→ **Required work**
Extract the lines that hold the string "grid".

++++ Data supplied ++++

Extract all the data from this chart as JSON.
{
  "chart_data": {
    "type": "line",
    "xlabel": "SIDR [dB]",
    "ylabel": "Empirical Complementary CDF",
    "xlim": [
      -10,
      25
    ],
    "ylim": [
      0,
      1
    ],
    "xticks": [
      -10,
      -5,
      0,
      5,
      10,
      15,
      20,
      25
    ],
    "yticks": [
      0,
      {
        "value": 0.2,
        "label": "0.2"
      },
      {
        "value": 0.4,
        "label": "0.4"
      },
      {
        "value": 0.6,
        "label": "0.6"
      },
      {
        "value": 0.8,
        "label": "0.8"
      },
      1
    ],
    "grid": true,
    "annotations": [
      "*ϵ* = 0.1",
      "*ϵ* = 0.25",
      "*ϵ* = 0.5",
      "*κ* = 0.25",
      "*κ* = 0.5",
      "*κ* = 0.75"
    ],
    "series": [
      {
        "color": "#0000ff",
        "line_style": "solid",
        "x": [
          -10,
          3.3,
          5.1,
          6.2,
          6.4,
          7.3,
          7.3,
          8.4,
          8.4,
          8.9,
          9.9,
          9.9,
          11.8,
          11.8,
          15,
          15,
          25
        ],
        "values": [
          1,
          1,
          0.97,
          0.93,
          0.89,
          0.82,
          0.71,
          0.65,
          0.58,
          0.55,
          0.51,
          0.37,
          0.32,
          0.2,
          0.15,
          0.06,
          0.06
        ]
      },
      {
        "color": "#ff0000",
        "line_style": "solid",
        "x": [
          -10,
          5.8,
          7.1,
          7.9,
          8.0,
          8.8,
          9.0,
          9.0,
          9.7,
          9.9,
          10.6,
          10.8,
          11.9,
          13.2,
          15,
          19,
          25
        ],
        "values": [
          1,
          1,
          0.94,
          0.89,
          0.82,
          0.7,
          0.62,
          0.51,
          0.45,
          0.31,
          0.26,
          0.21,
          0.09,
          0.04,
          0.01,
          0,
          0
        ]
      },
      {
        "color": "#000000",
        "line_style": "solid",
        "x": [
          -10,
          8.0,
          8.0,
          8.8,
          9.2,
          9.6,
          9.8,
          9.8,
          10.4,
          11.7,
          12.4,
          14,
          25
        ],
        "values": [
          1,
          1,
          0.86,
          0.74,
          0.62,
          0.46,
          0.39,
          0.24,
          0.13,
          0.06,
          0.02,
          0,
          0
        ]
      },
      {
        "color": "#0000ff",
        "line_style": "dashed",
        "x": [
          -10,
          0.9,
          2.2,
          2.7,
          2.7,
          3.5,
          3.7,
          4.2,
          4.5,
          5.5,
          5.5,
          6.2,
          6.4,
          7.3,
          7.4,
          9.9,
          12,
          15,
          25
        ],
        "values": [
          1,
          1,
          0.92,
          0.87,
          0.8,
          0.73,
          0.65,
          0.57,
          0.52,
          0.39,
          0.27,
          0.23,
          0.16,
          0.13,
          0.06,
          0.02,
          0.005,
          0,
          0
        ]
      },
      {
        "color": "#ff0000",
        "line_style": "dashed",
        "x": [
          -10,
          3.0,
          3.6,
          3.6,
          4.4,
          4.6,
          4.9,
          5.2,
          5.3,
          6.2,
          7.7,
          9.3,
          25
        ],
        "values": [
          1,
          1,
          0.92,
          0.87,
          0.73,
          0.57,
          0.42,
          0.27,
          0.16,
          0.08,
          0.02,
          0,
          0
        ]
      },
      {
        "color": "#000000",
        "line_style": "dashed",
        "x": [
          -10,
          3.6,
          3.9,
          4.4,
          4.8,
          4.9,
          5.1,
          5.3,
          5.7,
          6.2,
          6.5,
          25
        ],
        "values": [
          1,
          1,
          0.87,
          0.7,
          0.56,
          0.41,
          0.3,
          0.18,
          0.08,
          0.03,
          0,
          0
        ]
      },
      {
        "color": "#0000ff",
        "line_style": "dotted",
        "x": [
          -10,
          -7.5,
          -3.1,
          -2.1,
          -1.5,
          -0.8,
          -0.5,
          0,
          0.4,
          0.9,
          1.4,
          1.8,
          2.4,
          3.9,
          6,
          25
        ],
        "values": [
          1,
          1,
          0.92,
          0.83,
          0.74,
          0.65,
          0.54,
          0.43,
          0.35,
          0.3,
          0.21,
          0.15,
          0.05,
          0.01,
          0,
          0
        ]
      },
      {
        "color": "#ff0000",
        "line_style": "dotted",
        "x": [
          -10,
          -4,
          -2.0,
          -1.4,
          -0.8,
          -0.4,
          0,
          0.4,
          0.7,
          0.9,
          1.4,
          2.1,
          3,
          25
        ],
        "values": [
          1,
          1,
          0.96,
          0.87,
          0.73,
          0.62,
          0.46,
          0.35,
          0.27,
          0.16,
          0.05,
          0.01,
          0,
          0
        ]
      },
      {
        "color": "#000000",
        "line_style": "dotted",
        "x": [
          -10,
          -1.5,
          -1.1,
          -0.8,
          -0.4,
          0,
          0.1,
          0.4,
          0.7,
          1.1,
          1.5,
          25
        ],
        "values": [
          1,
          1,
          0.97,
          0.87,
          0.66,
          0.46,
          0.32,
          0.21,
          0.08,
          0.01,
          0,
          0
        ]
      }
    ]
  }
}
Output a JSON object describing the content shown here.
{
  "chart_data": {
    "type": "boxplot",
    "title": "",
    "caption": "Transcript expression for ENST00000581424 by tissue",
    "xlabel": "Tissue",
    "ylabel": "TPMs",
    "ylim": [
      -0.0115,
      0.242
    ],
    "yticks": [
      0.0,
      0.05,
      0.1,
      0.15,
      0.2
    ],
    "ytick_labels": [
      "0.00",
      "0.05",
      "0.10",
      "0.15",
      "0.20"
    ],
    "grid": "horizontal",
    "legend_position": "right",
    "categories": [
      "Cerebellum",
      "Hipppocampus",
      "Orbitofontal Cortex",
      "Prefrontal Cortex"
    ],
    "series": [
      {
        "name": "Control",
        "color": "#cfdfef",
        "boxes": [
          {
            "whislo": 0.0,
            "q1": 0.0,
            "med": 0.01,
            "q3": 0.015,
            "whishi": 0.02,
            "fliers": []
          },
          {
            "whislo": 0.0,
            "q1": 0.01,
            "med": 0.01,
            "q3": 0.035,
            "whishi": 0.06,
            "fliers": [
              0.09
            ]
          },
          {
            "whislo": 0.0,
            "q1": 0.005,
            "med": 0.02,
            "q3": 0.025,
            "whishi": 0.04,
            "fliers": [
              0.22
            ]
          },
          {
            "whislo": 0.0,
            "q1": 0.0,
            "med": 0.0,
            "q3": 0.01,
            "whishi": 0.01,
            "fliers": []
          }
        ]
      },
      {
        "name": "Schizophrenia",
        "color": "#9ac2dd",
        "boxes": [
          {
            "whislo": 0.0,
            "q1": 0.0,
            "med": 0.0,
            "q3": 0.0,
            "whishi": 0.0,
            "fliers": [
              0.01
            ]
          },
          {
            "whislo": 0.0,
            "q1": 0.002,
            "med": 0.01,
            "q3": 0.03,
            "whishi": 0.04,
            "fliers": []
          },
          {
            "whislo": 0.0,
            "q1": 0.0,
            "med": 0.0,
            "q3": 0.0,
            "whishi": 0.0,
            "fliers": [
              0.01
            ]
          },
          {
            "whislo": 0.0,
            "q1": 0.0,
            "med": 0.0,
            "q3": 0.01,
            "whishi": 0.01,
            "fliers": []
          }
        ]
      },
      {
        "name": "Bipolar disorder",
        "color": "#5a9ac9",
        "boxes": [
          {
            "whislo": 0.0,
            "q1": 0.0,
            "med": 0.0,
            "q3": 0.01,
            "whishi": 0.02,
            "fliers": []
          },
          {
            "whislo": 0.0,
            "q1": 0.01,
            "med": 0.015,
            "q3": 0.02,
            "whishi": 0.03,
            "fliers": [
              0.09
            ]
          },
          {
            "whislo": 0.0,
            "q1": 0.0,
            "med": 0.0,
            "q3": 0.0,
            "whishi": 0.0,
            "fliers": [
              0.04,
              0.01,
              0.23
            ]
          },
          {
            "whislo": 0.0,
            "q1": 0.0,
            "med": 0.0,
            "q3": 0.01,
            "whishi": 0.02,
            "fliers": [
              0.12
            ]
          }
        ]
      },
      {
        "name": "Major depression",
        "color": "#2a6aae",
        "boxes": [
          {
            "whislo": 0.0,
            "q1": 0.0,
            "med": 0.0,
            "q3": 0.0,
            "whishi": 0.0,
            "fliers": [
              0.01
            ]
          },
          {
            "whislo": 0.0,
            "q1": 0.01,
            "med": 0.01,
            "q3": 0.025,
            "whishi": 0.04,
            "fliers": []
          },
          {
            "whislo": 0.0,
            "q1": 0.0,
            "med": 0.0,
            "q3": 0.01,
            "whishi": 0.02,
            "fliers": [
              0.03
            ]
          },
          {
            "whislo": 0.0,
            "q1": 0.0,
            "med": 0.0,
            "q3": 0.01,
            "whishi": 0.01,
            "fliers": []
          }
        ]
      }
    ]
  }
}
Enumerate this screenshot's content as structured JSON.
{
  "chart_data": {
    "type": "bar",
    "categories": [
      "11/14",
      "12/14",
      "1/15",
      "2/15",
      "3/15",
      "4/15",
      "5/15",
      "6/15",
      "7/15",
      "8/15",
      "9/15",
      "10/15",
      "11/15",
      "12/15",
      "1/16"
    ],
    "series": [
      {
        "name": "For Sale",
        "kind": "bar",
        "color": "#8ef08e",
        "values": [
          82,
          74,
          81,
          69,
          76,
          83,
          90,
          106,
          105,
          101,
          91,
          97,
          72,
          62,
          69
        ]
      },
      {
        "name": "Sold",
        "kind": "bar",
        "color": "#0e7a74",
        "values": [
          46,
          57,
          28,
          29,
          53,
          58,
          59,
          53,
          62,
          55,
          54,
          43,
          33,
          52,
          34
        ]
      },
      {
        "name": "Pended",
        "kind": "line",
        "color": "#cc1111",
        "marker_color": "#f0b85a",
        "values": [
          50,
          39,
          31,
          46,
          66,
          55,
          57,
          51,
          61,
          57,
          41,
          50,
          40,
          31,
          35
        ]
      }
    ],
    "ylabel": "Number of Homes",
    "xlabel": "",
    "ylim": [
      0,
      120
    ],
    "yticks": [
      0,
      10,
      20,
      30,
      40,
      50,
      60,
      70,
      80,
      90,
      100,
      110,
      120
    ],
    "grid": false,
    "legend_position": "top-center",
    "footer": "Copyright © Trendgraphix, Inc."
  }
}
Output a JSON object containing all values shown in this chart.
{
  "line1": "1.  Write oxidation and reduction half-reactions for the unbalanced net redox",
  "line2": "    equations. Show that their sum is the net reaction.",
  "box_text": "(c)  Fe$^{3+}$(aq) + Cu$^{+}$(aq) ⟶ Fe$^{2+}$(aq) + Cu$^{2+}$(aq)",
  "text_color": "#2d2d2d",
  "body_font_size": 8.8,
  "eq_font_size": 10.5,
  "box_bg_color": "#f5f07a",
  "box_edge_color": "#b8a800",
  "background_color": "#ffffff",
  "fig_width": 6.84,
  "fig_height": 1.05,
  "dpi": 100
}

++++

→ **Task answer**
    "grid": true,
    "grid": "horizontal",
    "grid": false,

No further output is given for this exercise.